▶ _Task description_:
Check each line of the listing for the string "name", count the lines that have it, and answer with that number only.

▶ _Records shown_:
* Begin *

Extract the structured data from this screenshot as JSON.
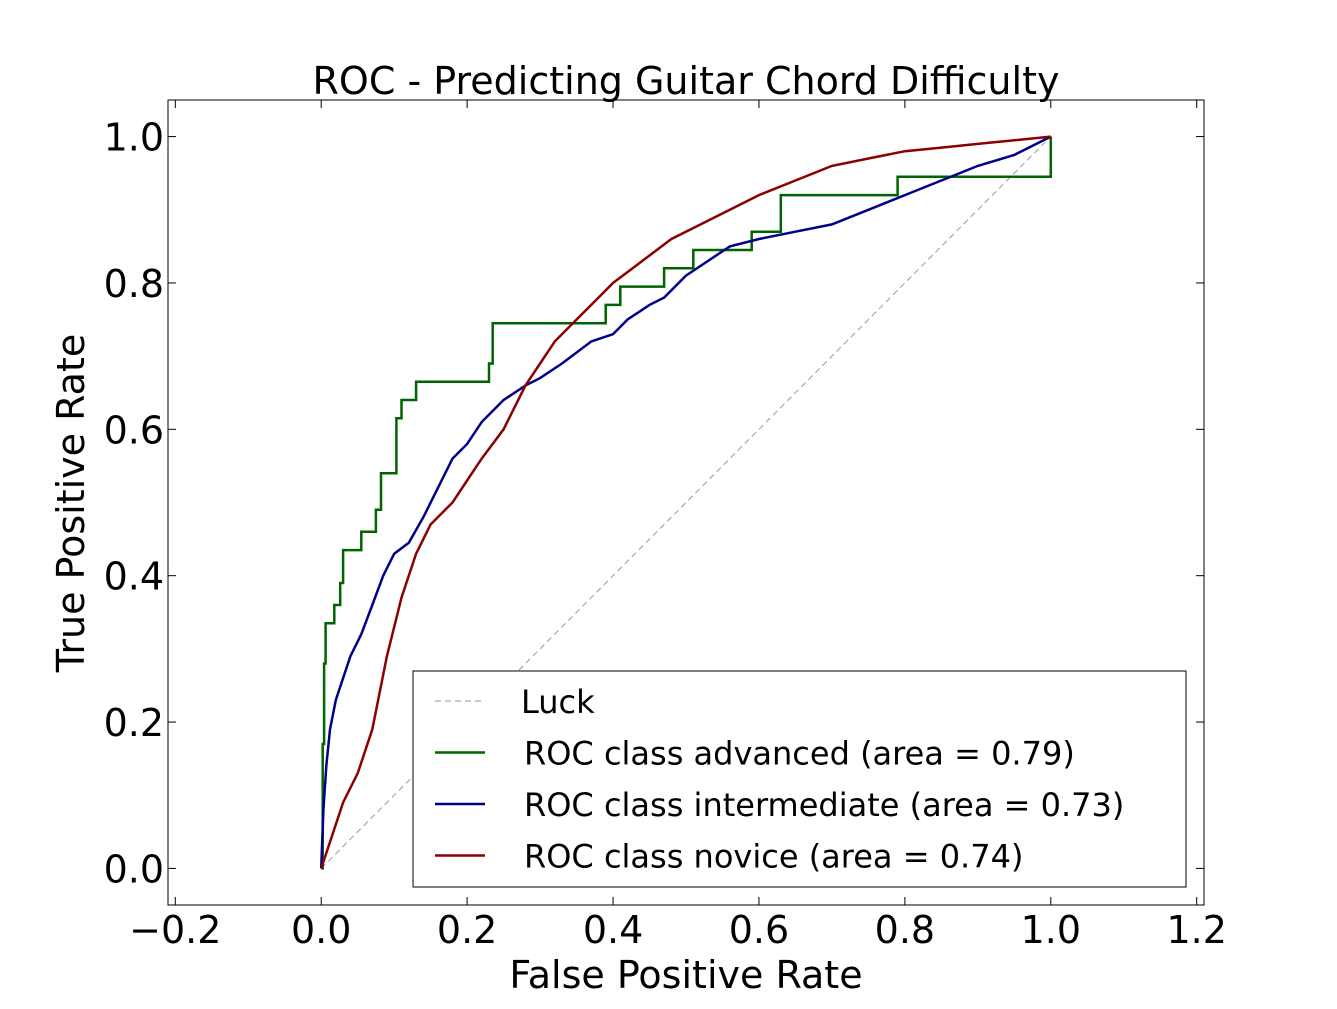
{
  "chart_data": {
    "type": "line",
    "title": "ROC - Predicting Guitar Chord Difficulty",
    "xlabel": "False Positive Rate",
    "ylabel": "True Positive Rate",
    "xlim": [
      -0.21,
      1.21
    ],
    "ylim": [
      -0.05,
      1.05
    ],
    "x_ticks": [
      -0.2,
      0.0,
      0.2,
      0.4,
      0.6,
      0.8,
      1.0,
      1.2
    ],
    "x_tick_labels": [
      "−0.2",
      "0.0",
      "0.2",
      "0.4",
      "0.6",
      "0.8",
      "1.0",
      "1.2"
    ],
    "y_ticks": [
      0.0,
      0.2,
      0.4,
      0.6,
      0.8,
      1.0
    ],
    "y_tick_labels": [
      "0.0",
      "0.2",
      "0.4",
      "0.6",
      "0.8",
      "1.0"
    ],
    "grid": false,
    "legend_position": "lower-right",
    "series": [
      {
        "name": "Luck",
        "color": "#999999",
        "dash": true,
        "x": [
          0.0,
          1.0
        ],
        "y": [
          0.0,
          1.0
        ]
      },
      {
        "name": "ROC class advanced (area = 0.79)",
        "color": "#006400",
        "x": [
          0.0,
          0.002,
          0.002,
          0.004,
          0.004,
          0.006,
          0.006,
          0.018,
          0.018,
          0.026,
          0.026,
          0.03,
          0.03,
          0.055,
          0.055,
          0.075,
          0.075,
          0.082,
          0.082,
          0.103,
          0.103,
          0.11,
          0.11,
          0.13,
          0.13,
          0.23,
          0.23,
          0.235,
          0.235,
          0.39,
          0.39,
          0.41,
          0.41,
          0.47,
          0.47,
          0.51,
          0.51,
          0.59,
          0.59,
          0.63,
          0.63,
          0.79,
          0.79,
          1.0,
          1.0
        ],
        "y": [
          0.0,
          0.0,
          0.17,
          0.17,
          0.28,
          0.28,
          0.335,
          0.335,
          0.36,
          0.36,
          0.39,
          0.39,
          0.435,
          0.435,
          0.46,
          0.46,
          0.49,
          0.49,
          0.54,
          0.54,
          0.615,
          0.615,
          0.64,
          0.64,
          0.665,
          0.665,
          0.69,
          0.69,
          0.745,
          0.745,
          0.77,
          0.77,
          0.795,
          0.795,
          0.82,
          0.82,
          0.845,
          0.845,
          0.87,
          0.87,
          0.92,
          0.92,
          0.945,
          0.945,
          1.0
        ]
      },
      {
        "name": "ROC class intermediate (area = 0.73)",
        "color": "#00008b",
        "x": [
          0.0,
          0.003,
          0.007,
          0.012,
          0.02,
          0.03,
          0.04,
          0.055,
          0.07,
          0.085,
          0.1,
          0.12,
          0.14,
          0.16,
          0.18,
          0.2,
          0.22,
          0.25,
          0.28,
          0.3,
          0.33,
          0.37,
          0.4,
          0.42,
          0.45,
          0.47,
          0.5,
          0.53,
          0.56,
          0.6,
          0.65,
          0.7,
          0.75,
          0.8,
          0.85,
          0.9,
          0.95,
          1.0
        ],
        "y": [
          0.0,
          0.08,
          0.14,
          0.19,
          0.23,
          0.26,
          0.29,
          0.32,
          0.36,
          0.4,
          0.43,
          0.445,
          0.48,
          0.52,
          0.56,
          0.58,
          0.61,
          0.64,
          0.66,
          0.67,
          0.69,
          0.72,
          0.73,
          0.75,
          0.77,
          0.78,
          0.81,
          0.83,
          0.85,
          0.86,
          0.87,
          0.88,
          0.9,
          0.92,
          0.94,
          0.96,
          0.975,
          1.0
        ]
      },
      {
        "name": "ROC class novice (area = 0.74)",
        "color": "#8b0000",
        "x": [
          0.0,
          0.01,
          0.02,
          0.03,
          0.05,
          0.07,
          0.08,
          0.09,
          0.1,
          0.11,
          0.13,
          0.15,
          0.18,
          0.2,
          0.22,
          0.25,
          0.28,
          0.3,
          0.32,
          0.35,
          0.38,
          0.4,
          0.44,
          0.48,
          0.52,
          0.56,
          0.6,
          0.65,
          0.7,
          0.75,
          0.8,
          0.85,
          0.9,
          0.95,
          1.0
        ],
        "y": [
          0.0,
          0.03,
          0.06,
          0.09,
          0.13,
          0.19,
          0.24,
          0.29,
          0.33,
          0.37,
          0.43,
          0.47,
          0.5,
          0.53,
          0.56,
          0.6,
          0.66,
          0.69,
          0.72,
          0.75,
          0.78,
          0.8,
          0.83,
          0.86,
          0.88,
          0.9,
          0.92,
          0.94,
          0.96,
          0.97,
          0.98,
          0.985,
          0.99,
          0.995,
          1.0
        ]
      }
    ]
  }
}
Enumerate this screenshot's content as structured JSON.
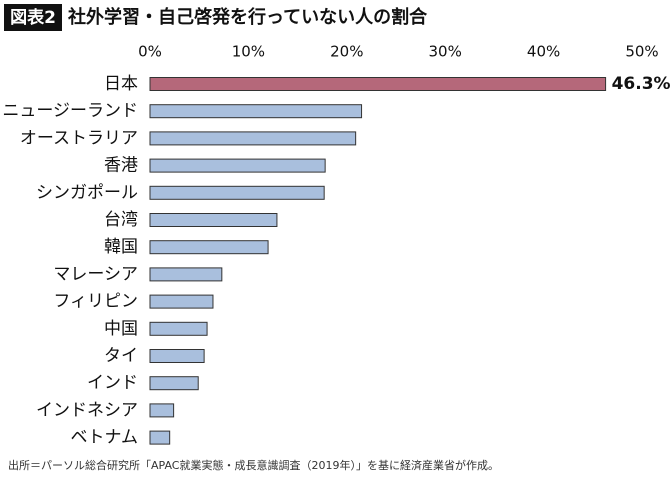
{
  "chart_data": {
    "type": "bar",
    "orientation": "horizontal",
    "label": "図表2",
    "title": "社外学習・自己啓発を行っていない人の割合",
    "source": "出所＝パーソル総合研究所「APAC就業実態・成長意識調査（2019年）」を基に経済産業省が作成。",
    "categories": [
      "日本",
      "ニュージーランド",
      "オーストラリア",
      "香港",
      "シンガポール",
      "台湾",
      "韓国",
      "マレーシア",
      "フィリピン",
      "中国",
      "タイ",
      "インド",
      "インドネシア",
      "ベトナム"
    ],
    "values": [
      46.3,
      21.5,
      20.9,
      17.8,
      17.7,
      12.9,
      12.0,
      7.3,
      6.4,
      5.8,
      5.5,
      4.9,
      2.4,
      2.0
    ],
    "value_labels": [
      "46.3%",
      null,
      null,
      null,
      null,
      null,
      null,
      null,
      null,
      null,
      null,
      null,
      null,
      null
    ],
    "colors": [
      "#b5687a",
      "#a9bfdd",
      "#a9bfdd",
      "#a9bfdd",
      "#a9bfdd",
      "#a9bfdd",
      "#a9bfdd",
      "#a9bfdd",
      "#a9bfdd",
      "#a9bfdd",
      "#a9bfdd",
      "#a9bfdd",
      "#a9bfdd",
      "#a9bfdd"
    ],
    "xlim": [
      0,
      50
    ],
    "xticks": [
      {
        "value": 0,
        "label": "0%"
      },
      {
        "value": 10,
        "label": "10%"
      },
      {
        "value": 20,
        "label": "20%"
      },
      {
        "value": 30,
        "label": "30%"
      },
      {
        "value": 40,
        "label": "40%"
      },
      {
        "value": 50,
        "label": "50%"
      }
    ],
    "grid": false
  }
}
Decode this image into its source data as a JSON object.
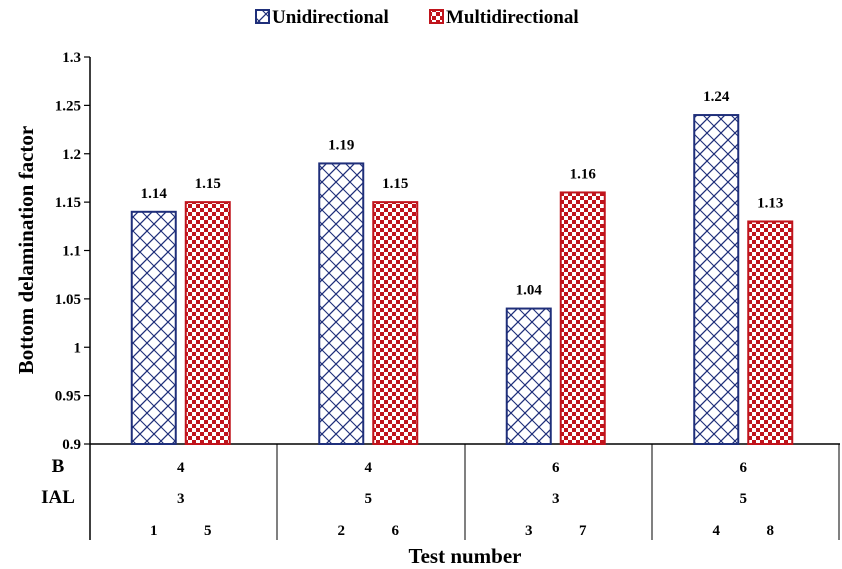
{
  "chart_data": {
    "type": "bar",
    "ylabel": "Bottom delamination factor",
    "xlabel": "Test number",
    "ylim": [
      0.9,
      1.3
    ],
    "yticks": [
      "0.9",
      "0.95",
      "1",
      "1.05",
      "1.1",
      "1.15",
      "1.2",
      "1.25",
      "1.3"
    ],
    "grid": false,
    "legend_position": "top-center",
    "series": [
      {
        "name": "Unidirectional",
        "color": "#1f2f7a",
        "pattern": "diagonal-crosshatch",
        "values": [
          1.14,
          1.19,
          1.04,
          1.24
        ],
        "labels": [
          "1.14",
          "1.19",
          "1.04",
          "1.24"
        ],
        "test_numbers": [
          "1",
          "2",
          "3",
          "4"
        ]
      },
      {
        "name": "Multidirectional",
        "color": "#c0141c",
        "pattern": "checkerboard",
        "values": [
          1.15,
          1.15,
          1.16,
          1.13
        ],
        "labels": [
          "1.15",
          "1.15",
          "1.16",
          "1.13"
        ],
        "test_numbers": [
          "5",
          "6",
          "7",
          "8"
        ]
      }
    ],
    "table_rows": [
      {
        "label": "B",
        "values": [
          "4",
          "4",
          "6",
          "6"
        ]
      },
      {
        "label": "IAL",
        "values": [
          "3",
          "5",
          "3",
          "5"
        ]
      }
    ]
  }
}
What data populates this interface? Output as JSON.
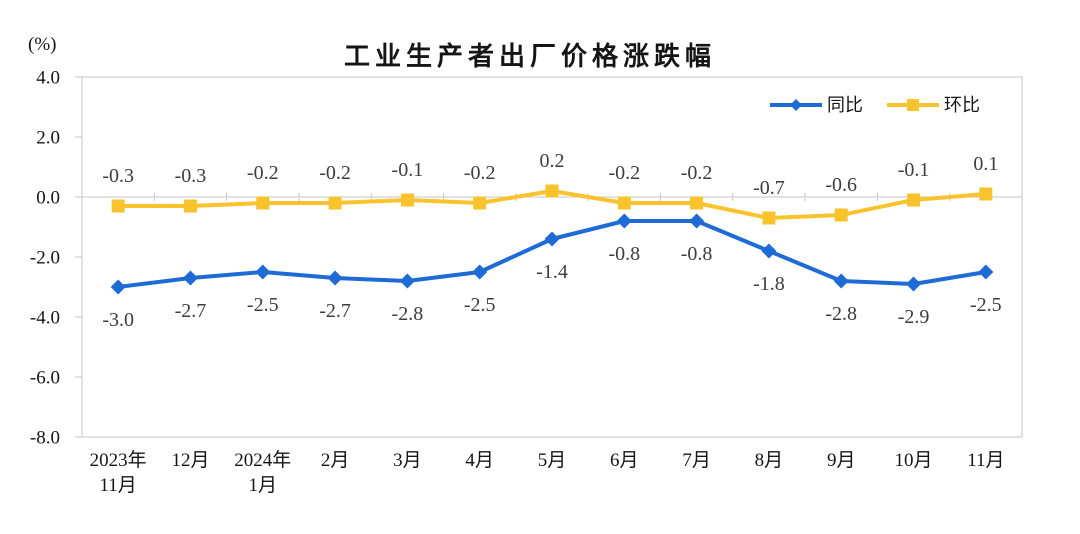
{
  "chart_data": {
    "type": "line",
    "title": "工业生产者出厂价格涨跌幅",
    "unit_label": "(%)",
    "categories": [
      "2023年\n11月",
      "12月",
      "2024年\n1月",
      "2月",
      "3月",
      "4月",
      "5月",
      "6月",
      "7月",
      "8月",
      "9月",
      "10月",
      "11月"
    ],
    "ylim": [
      -8.0,
      4.0
    ],
    "yticks": [
      "4.0",
      "2.0",
      "0.0",
      "-2.0",
      "-4.0",
      "-6.0",
      "-8.0"
    ],
    "grid": false,
    "legend_position": "top-right",
    "axis_color": "#c6c6c6",
    "data_label_color": "#3d3d3d",
    "axis_label_color": "#151515",
    "series": [
      {
        "name": "同比",
        "color": "#1e6bd6",
        "marker": "diamond",
        "label_position": "below",
        "values": [
          -3.0,
          -2.7,
          -2.5,
          -2.7,
          -2.8,
          -2.5,
          -1.4,
          -0.8,
          -0.8,
          -1.8,
          -2.8,
          -2.9,
          -2.5
        ],
        "labels": [
          "-3.0",
          "-2.7",
          "-2.5",
          "-2.7",
          "-2.8",
          "-2.5",
          "-1.4",
          "-0.8",
          "-0.8",
          "-1.8",
          "-2.8",
          "-2.9",
          "-2.5"
        ]
      },
      {
        "name": "环比",
        "color": "#fac32d",
        "marker": "square",
        "label_position": "above",
        "values": [
          -0.3,
          -0.3,
          -0.2,
          -0.2,
          -0.1,
          -0.2,
          0.2,
          -0.2,
          -0.2,
          -0.7,
          -0.6,
          -0.1,
          0.1
        ],
        "labels": [
          "-0.3",
          "-0.3",
          "-0.2",
          "-0.2",
          "-0.1",
          "-0.2",
          "0.2",
          "-0.2",
          "-0.2",
          "-0.7",
          "-0.6",
          "-0.1",
          "0.1"
        ]
      }
    ]
  }
}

* End *

▶ _Result of this exercise_:
8